Provided records ->
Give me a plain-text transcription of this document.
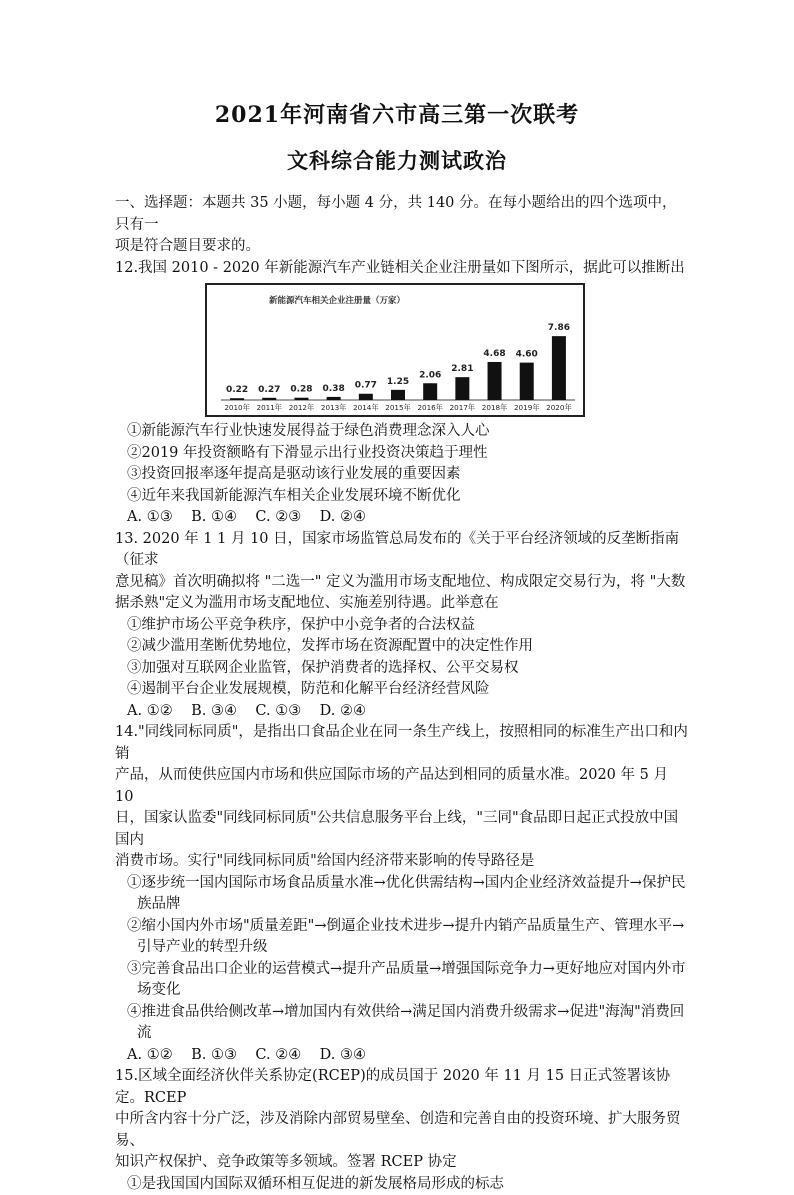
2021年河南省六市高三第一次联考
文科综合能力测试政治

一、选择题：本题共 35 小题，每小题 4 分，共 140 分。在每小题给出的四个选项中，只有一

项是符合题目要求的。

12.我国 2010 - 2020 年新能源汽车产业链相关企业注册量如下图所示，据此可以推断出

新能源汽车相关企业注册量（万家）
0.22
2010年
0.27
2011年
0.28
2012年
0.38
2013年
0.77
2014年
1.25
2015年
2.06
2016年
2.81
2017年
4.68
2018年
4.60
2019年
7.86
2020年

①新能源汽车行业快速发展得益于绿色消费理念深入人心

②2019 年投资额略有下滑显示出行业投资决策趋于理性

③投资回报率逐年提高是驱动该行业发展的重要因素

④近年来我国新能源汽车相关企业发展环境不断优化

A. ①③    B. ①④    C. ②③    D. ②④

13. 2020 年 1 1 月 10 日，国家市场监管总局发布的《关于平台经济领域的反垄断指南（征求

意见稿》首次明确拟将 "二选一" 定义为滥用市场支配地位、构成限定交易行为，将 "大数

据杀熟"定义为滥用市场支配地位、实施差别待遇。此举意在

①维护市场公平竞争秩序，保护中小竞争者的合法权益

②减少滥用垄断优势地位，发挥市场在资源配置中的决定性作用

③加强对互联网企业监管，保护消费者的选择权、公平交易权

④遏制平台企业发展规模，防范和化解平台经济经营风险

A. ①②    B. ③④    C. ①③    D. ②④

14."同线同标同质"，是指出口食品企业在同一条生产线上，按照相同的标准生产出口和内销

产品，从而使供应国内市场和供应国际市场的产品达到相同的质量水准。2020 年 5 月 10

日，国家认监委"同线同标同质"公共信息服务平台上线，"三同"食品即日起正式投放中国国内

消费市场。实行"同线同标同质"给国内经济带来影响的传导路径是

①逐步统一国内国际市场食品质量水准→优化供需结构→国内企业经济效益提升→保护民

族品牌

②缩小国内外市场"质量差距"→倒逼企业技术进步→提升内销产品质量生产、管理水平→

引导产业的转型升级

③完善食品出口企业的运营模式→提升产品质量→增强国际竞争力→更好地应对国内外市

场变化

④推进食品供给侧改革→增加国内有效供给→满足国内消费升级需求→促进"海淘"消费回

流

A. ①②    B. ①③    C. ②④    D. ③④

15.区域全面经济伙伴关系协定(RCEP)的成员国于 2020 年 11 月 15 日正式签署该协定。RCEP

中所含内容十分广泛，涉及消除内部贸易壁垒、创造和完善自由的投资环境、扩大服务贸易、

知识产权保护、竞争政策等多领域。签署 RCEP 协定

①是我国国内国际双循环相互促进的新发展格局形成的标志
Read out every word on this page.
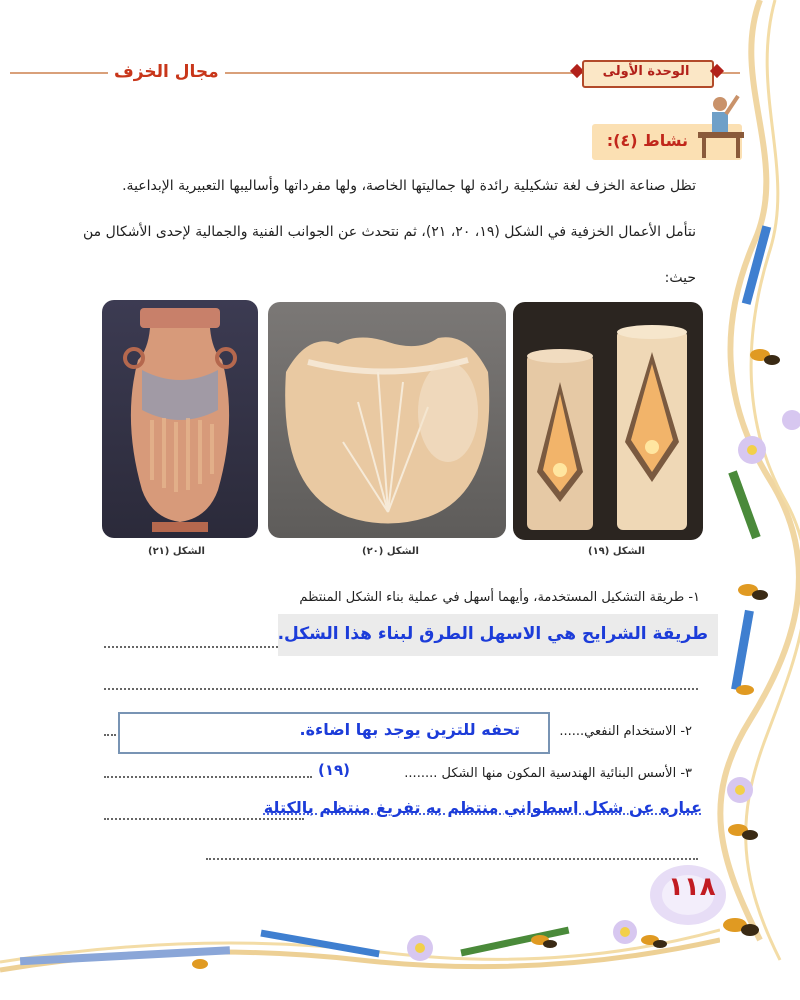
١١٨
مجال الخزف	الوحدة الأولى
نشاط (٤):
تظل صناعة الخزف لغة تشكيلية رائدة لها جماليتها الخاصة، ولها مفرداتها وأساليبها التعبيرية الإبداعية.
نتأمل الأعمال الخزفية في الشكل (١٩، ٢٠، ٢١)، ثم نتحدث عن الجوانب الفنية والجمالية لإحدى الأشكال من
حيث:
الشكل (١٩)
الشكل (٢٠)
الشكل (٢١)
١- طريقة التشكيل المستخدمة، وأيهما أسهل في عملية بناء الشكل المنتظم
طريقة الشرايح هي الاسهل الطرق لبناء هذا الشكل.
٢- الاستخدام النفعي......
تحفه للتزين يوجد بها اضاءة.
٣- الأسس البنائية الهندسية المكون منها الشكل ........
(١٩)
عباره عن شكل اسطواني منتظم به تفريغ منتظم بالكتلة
---
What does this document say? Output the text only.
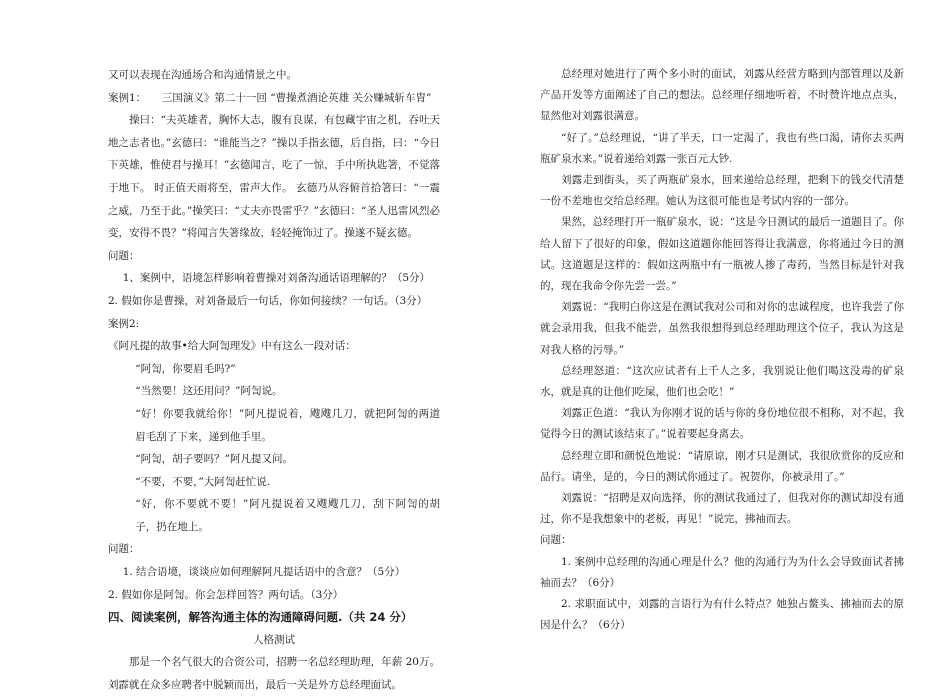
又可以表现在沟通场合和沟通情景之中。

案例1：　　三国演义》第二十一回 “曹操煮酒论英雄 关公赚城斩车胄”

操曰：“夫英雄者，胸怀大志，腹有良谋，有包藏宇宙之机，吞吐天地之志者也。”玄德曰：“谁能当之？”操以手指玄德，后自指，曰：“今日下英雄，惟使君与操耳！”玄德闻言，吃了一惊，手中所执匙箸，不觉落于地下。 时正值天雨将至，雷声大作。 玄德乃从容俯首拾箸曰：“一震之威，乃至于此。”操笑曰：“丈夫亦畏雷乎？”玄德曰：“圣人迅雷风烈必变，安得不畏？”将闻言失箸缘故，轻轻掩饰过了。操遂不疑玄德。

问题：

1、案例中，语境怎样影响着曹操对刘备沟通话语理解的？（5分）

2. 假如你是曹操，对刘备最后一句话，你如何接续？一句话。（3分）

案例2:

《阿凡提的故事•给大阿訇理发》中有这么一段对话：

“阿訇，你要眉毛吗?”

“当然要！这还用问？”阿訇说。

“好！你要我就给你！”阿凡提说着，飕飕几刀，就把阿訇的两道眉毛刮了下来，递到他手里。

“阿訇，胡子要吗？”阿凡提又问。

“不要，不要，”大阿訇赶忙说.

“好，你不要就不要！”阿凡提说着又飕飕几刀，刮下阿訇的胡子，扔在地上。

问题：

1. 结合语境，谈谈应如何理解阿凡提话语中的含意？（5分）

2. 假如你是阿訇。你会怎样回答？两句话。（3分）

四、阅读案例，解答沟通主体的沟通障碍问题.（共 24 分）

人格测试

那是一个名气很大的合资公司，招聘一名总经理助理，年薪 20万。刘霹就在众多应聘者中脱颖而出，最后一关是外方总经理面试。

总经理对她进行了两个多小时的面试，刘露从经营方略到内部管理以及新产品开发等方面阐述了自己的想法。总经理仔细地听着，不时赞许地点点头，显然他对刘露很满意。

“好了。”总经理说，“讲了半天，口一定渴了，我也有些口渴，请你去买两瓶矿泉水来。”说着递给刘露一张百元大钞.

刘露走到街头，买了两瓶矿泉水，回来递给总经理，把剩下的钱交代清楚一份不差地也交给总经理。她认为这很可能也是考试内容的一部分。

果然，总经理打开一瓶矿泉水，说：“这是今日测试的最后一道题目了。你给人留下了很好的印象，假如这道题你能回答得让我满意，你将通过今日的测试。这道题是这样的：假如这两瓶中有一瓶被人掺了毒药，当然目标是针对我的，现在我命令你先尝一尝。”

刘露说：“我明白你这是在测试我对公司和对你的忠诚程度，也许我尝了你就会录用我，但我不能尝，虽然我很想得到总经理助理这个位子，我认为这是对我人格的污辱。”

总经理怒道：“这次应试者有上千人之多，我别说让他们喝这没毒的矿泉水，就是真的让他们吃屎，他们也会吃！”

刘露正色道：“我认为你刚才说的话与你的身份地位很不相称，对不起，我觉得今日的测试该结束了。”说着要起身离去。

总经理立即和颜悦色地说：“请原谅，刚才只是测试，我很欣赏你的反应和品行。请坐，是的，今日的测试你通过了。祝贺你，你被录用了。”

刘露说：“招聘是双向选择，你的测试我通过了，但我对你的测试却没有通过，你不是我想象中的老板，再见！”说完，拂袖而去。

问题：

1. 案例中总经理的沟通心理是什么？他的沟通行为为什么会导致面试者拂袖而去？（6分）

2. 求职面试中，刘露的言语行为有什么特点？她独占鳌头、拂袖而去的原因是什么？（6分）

What the task asks -> State the number of lines above that hold the string "定义为滥用市场支配地位", with nothing added.

Written answer -> 2